The task
For the string "dose", find every matching line in the records and copy it.

——

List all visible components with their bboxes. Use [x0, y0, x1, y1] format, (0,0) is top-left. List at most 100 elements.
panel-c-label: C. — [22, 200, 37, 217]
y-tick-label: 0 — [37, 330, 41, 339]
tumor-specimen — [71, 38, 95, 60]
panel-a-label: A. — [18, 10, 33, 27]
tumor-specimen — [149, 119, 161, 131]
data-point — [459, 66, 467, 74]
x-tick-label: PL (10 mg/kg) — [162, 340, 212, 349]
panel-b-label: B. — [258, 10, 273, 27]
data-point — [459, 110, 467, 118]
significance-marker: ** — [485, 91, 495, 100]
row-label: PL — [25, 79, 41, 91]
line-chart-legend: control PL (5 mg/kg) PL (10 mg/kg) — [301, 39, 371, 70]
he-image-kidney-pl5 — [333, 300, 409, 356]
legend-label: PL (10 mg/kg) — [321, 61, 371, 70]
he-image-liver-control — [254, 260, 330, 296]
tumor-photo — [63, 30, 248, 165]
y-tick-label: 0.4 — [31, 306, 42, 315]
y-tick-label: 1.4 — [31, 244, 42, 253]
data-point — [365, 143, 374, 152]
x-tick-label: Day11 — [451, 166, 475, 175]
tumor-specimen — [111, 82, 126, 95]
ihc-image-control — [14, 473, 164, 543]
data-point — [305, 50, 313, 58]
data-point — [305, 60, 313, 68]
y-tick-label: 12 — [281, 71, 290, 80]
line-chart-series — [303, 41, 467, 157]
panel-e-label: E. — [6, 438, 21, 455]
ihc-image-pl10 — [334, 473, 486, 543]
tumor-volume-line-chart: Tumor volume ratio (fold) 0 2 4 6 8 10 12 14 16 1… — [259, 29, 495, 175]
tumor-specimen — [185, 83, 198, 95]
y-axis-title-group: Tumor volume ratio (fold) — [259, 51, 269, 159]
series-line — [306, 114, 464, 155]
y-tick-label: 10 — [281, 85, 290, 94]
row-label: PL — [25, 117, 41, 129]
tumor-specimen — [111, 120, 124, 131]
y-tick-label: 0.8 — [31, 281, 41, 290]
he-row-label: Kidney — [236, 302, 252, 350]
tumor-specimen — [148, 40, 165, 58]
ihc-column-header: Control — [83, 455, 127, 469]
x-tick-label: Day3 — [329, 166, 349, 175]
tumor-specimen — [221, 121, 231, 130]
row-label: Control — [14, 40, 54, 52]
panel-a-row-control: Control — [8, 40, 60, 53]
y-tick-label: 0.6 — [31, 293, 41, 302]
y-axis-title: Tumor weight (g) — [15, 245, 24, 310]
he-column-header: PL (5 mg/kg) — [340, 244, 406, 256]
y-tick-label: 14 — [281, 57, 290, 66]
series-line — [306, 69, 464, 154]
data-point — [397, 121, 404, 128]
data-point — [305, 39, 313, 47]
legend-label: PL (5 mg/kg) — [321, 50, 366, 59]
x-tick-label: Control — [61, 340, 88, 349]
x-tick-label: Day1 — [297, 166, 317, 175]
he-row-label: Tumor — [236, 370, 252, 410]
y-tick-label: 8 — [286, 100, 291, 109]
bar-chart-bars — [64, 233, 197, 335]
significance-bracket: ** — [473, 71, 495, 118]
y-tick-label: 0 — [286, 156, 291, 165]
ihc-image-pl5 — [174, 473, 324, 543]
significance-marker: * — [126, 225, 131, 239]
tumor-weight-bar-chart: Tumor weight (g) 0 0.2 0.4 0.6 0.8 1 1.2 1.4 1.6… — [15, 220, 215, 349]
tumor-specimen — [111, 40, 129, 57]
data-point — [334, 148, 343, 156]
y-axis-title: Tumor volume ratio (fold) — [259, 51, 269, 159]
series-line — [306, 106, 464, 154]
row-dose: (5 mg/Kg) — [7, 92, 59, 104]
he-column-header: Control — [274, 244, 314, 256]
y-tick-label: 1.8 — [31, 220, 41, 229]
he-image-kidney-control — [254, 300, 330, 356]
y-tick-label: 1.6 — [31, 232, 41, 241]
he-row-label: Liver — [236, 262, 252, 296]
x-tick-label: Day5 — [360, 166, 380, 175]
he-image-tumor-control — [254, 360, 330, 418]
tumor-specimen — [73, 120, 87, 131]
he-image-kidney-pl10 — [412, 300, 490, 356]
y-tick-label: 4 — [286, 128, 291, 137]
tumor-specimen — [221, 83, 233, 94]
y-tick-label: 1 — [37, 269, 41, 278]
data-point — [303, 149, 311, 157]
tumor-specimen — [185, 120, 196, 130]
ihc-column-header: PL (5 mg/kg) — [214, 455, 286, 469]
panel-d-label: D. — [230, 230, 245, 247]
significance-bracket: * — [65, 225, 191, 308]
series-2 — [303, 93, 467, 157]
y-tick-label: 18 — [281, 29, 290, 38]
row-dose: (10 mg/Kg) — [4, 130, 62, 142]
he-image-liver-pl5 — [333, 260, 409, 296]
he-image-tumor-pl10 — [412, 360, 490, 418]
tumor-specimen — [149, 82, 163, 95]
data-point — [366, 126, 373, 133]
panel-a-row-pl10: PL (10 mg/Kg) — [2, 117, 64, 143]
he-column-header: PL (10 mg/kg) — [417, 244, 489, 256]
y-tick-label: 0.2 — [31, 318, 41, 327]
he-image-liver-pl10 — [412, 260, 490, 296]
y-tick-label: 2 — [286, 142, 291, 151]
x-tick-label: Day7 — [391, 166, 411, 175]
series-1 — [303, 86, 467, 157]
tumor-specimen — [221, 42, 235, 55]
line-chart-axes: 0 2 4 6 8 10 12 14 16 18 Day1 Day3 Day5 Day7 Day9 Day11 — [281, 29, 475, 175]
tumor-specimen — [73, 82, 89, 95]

——

Response to this exercise
row-dose: (5 mg/Kg) — [7, 92, 59, 104]
row-dose: (10 mg/Kg) — [4, 130, 62, 142]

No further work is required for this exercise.